_WHAT YOU SHOULD DO_
From the entries below, extract every line that includes the word "ylabel".

_Figure collection entries_
- - - - - - -
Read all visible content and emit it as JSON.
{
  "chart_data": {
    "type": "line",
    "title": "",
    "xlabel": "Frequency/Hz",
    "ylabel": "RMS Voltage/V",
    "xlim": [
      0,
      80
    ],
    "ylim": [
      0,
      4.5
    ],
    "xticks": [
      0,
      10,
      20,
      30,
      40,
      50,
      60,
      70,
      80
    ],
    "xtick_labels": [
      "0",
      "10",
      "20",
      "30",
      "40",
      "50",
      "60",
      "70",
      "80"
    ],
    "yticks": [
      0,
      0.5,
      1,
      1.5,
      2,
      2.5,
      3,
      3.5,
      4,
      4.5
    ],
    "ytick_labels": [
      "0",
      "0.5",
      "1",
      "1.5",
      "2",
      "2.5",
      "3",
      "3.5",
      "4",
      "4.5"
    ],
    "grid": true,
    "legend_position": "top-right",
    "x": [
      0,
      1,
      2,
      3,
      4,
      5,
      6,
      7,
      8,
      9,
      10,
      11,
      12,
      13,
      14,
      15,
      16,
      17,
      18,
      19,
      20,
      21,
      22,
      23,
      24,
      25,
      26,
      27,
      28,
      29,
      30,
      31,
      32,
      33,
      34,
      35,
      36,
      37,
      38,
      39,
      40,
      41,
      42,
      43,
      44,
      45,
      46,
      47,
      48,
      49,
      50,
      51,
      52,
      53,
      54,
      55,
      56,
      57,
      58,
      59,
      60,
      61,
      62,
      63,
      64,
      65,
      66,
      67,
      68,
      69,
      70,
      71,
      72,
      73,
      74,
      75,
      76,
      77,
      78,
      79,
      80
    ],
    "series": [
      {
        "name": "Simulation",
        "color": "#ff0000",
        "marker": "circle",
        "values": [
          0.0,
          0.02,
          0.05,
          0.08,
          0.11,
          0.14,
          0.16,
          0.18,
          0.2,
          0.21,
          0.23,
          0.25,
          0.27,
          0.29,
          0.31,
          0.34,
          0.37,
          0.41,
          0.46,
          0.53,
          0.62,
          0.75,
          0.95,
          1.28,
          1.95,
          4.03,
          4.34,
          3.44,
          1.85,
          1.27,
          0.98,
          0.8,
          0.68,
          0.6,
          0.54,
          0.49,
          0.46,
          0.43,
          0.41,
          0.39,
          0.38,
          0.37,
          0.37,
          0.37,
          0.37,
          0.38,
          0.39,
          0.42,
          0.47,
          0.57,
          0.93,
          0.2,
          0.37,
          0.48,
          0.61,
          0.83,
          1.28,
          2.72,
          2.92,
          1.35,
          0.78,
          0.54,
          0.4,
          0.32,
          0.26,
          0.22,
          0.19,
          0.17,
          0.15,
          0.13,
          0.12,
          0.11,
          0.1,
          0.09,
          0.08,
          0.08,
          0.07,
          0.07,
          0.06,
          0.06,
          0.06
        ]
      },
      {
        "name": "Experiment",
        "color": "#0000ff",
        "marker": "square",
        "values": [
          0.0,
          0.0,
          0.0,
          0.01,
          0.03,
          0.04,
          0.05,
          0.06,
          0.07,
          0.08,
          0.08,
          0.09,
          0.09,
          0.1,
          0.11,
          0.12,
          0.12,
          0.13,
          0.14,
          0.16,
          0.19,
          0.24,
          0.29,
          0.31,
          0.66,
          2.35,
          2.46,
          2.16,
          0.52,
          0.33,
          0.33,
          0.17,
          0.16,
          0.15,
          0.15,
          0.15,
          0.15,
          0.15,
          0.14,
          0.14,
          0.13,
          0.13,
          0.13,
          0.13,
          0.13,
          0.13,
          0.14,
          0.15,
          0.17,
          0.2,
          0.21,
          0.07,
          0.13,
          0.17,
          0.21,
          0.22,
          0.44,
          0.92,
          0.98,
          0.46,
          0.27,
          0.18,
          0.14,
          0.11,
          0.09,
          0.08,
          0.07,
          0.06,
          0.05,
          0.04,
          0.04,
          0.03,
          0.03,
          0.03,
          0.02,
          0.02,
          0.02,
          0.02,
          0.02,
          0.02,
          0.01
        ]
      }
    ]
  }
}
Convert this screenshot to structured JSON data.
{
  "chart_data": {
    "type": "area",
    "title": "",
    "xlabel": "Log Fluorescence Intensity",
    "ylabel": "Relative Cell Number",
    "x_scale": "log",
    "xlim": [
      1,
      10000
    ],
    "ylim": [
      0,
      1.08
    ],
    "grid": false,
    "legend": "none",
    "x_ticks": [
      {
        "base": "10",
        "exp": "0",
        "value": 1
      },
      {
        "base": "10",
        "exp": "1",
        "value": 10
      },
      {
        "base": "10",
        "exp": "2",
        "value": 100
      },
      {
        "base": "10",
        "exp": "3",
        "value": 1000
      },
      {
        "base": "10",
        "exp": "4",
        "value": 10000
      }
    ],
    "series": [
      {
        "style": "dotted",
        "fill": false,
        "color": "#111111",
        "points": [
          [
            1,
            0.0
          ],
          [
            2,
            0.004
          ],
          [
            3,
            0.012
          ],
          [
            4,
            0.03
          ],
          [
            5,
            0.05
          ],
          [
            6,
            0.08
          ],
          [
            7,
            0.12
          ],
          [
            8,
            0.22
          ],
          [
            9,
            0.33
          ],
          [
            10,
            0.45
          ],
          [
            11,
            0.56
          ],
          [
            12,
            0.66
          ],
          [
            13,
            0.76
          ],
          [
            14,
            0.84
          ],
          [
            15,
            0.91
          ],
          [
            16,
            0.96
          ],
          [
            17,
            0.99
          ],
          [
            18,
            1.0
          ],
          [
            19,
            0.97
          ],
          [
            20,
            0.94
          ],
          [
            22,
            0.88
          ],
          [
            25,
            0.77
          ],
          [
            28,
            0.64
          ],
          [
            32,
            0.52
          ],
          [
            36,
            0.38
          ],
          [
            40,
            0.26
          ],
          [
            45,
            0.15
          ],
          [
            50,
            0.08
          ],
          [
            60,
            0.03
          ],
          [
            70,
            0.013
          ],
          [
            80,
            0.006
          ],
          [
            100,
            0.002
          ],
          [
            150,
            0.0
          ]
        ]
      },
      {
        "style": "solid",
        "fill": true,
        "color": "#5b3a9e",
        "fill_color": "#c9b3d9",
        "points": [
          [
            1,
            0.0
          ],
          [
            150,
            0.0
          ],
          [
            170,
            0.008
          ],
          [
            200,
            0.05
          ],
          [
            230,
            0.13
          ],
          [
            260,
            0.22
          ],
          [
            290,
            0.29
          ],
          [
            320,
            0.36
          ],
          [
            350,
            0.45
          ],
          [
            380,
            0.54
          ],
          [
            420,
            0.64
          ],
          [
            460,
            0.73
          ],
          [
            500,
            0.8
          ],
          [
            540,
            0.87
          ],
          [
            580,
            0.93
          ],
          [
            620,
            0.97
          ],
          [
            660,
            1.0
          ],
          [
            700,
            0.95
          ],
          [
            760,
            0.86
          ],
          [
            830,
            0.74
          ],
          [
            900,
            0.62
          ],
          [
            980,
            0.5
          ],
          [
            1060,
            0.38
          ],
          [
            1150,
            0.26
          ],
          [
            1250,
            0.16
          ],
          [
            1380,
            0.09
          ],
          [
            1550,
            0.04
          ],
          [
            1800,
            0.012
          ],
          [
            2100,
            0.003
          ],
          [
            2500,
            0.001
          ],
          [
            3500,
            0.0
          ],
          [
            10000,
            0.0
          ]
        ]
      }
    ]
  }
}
- - - - - - -
_OUTPUT FOR THIS TASK_
    "ylabel": "RMS Voltage/V",
    "ylabel": "Relative Cell Number",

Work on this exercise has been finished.